AIM OF THE EXERCISE: Transcribe the entries exactly; images are not part of the copy.

-- Start of DATASET RECORDS --

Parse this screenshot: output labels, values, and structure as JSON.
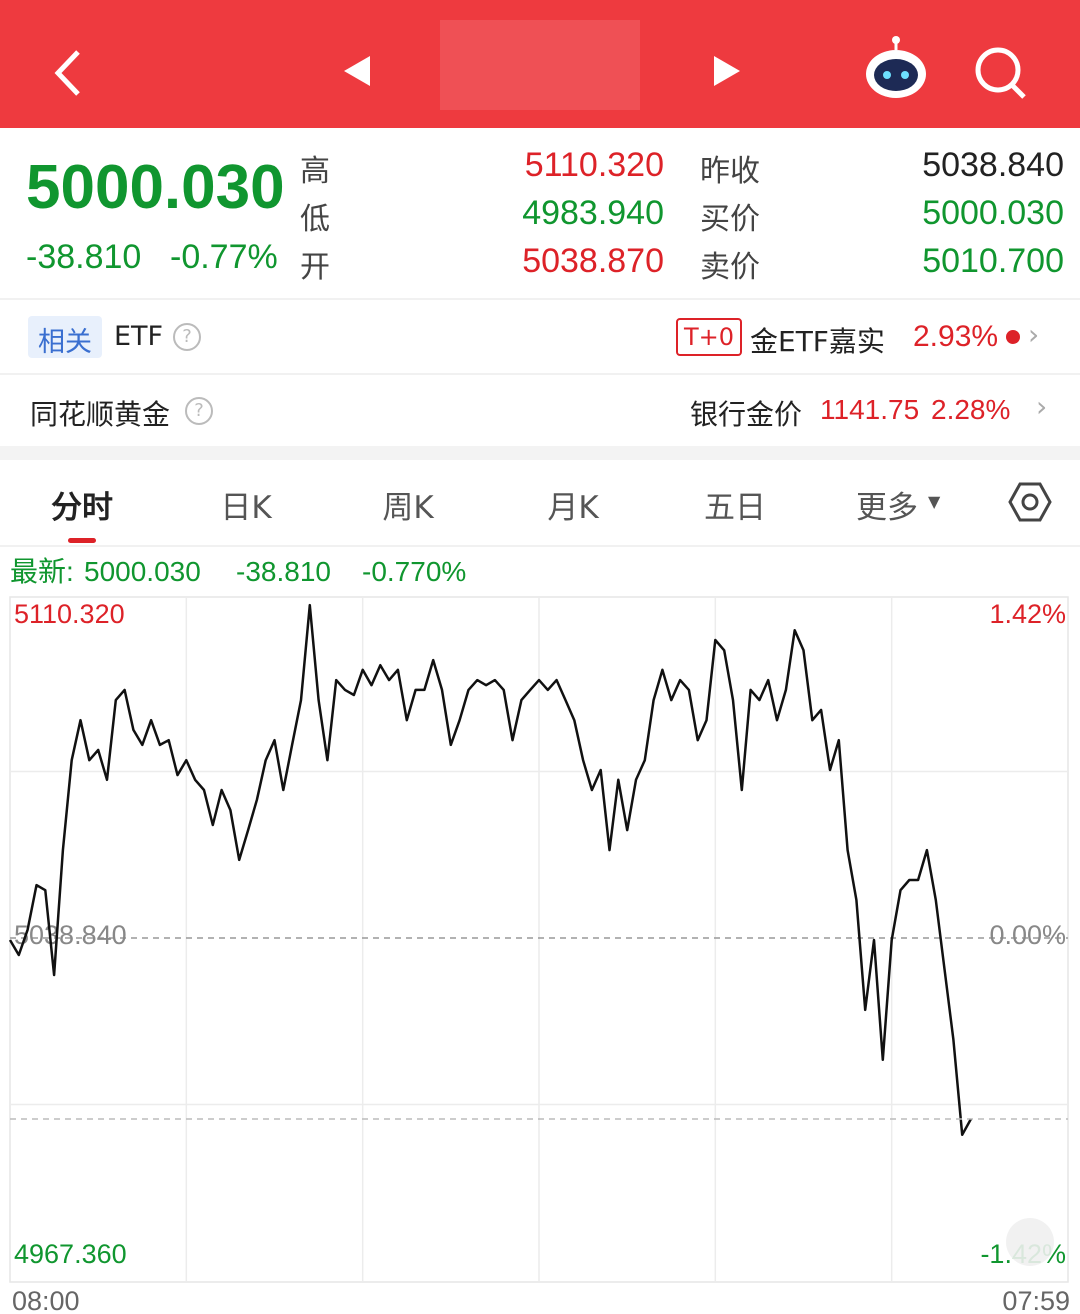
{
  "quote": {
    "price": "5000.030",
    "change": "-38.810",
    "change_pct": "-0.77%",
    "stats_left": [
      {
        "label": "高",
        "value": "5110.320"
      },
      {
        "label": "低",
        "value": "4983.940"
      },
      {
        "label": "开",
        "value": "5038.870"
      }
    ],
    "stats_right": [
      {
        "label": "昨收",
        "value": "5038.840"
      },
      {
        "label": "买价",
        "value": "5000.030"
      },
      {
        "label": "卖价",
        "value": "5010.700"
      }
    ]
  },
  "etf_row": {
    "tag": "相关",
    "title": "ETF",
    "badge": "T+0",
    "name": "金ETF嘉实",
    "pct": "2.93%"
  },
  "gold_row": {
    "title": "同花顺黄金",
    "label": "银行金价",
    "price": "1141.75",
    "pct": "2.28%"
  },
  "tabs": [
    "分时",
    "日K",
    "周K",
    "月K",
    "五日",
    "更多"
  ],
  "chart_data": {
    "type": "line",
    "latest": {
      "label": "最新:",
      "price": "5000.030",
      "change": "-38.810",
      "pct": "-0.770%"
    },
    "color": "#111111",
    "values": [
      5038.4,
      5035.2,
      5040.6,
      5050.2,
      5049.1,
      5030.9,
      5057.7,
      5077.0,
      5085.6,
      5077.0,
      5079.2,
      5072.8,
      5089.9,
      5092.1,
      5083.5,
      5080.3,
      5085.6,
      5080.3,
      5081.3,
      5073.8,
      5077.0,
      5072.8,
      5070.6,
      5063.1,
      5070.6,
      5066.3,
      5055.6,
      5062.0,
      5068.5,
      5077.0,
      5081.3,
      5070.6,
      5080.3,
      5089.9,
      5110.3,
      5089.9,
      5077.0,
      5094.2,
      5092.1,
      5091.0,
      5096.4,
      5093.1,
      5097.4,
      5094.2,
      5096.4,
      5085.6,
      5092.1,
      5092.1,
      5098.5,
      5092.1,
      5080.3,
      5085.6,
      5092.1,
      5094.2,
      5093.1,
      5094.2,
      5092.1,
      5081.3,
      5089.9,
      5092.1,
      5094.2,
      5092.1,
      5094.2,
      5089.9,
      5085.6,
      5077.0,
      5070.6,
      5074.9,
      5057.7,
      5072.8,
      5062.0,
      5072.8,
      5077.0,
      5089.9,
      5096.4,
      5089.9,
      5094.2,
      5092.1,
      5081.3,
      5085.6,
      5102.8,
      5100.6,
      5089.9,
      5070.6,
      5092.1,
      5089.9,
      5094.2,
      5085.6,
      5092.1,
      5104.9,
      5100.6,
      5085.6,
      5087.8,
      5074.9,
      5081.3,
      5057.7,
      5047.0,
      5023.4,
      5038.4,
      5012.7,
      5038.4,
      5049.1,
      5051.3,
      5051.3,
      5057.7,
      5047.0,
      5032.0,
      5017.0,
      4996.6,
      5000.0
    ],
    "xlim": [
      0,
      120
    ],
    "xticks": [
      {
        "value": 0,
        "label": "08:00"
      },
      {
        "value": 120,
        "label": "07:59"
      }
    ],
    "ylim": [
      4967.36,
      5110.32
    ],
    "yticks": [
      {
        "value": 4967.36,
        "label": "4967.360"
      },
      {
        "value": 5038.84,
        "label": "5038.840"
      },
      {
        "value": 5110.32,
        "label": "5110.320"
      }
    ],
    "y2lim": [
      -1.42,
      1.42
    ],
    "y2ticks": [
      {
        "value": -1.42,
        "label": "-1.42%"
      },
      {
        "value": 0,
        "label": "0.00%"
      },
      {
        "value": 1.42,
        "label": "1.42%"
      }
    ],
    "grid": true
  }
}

-- End of DATASET RECORDS --

PROBLEM SOLUTION:
Parse this screenshot: output labels, values, and structure as JSON.
{
  "quote": {
    "price": "5000.030",
    "change": "-38.810",
    "change_pct": "-0.77%",
    "stats_left": [
      {
        "label": "高",
        "value": "5110.320"
      },
      {
        "label": "低",
        "value": "4983.940"
      },
      {
        "label": "开",
        "value": "5038.870"
      }
    ],
    "stats_right": [
      {
        "label": "昨收",
        "value": "5038.840"
      },
      {
        "label": "买价",
        "value": "5000.030"
      },
      {
        "label": "卖价",
        "value": "5010.700"
      }
    ]
  },
  "etf_row": {
    "tag": "相关",
    "title": "ETF",
    "badge": "T+0",
    "name": "金ETF嘉实",
    "pct": "2.93%"
  },
  "gold_row": {
    "title": "同花顺黄金",
    "label": "银行金价",
    "price": "1141.75",
    "pct": "2.28%"
  },
  "tabs": [
    "分时",
    "日K",
    "周K",
    "月K",
    "五日",
    "更多"
  ],
  "chart_data": {
    "type": "line",
    "latest": {
      "label": "最新:",
      "price": "5000.030",
      "change": "-38.810",
      "pct": "-0.770%"
    },
    "color": "#111111",
    "values": [
      5038.4,
      5035.2,
      5040.6,
      5050.2,
      5049.1,
      5030.9,
      5057.7,
      5077.0,
      5085.6,
      5077.0,
      5079.2,
      5072.8,
      5089.9,
      5092.1,
      5083.5,
      5080.3,
      5085.6,
      5080.3,
      5081.3,
      5073.8,
      5077.0,
      5072.8,
      5070.6,
      5063.1,
      5070.6,
      5066.3,
      5055.6,
      5062.0,
      5068.5,
      5077.0,
      5081.3,
      5070.6,
      5080.3,
      5089.9,
      5110.3,
      5089.9,
      5077.0,
      5094.2,
      5092.1,
      5091.0,
      5096.4,
      5093.1,
      5097.4,
      5094.2,
      5096.4,
      5085.6,
      5092.1,
      5092.1,
      5098.5,
      5092.1,
      5080.3,
      5085.6,
      5092.1,
      5094.2,
      5093.1,
      5094.2,
      5092.1,
      5081.3,
      5089.9,
      5092.1,
      5094.2,
      5092.1,
      5094.2,
      5089.9,
      5085.6,
      5077.0,
      5070.6,
      5074.9,
      5057.7,
      5072.8,
      5062.0,
      5072.8,
      5077.0,
      5089.9,
      5096.4,
      5089.9,
      5094.2,
      5092.1,
      5081.3,
      5085.6,
      5102.8,
      5100.6,
      5089.9,
      5070.6,
      5092.1,
      5089.9,
      5094.2,
      5085.6,
      5092.1,
      5104.9,
      5100.6,
      5085.6,
      5087.8,
      5074.9,
      5081.3,
      5057.7,
      5047.0,
      5023.4,
      5038.4,
      5012.7,
      5038.4,
      5049.1,
      5051.3,
      5051.3,
      5057.7,
      5047.0,
      5032.0,
      5017.0,
      4996.6,
      5000.0
    ],
    "xlim": [
      0,
      120
    ],
    "xticks": [
      {
        "value": 0,
        "label": "08:00"
      },
      {
        "value": 120,
        "label": "07:59"
      }
    ],
    "ylim": [
      4967.36,
      5110.32
    ],
    "yticks": [
      {
        "value": 4967.36,
        "label": "4967.360"
      },
      {
        "value": 5038.84,
        "label": "5038.840"
      },
      {
        "value": 5110.32,
        "label": "5110.320"
      }
    ],
    "y2lim": [
      -1.42,
      1.42
    ],
    "y2ticks": [
      {
        "value": -1.42,
        "label": "-1.42%"
      },
      {
        "value": 0,
        "label": "0.00%"
      },
      {
        "value": 1.42,
        "label": "1.42%"
      }
    ],
    "grid": true
  }
}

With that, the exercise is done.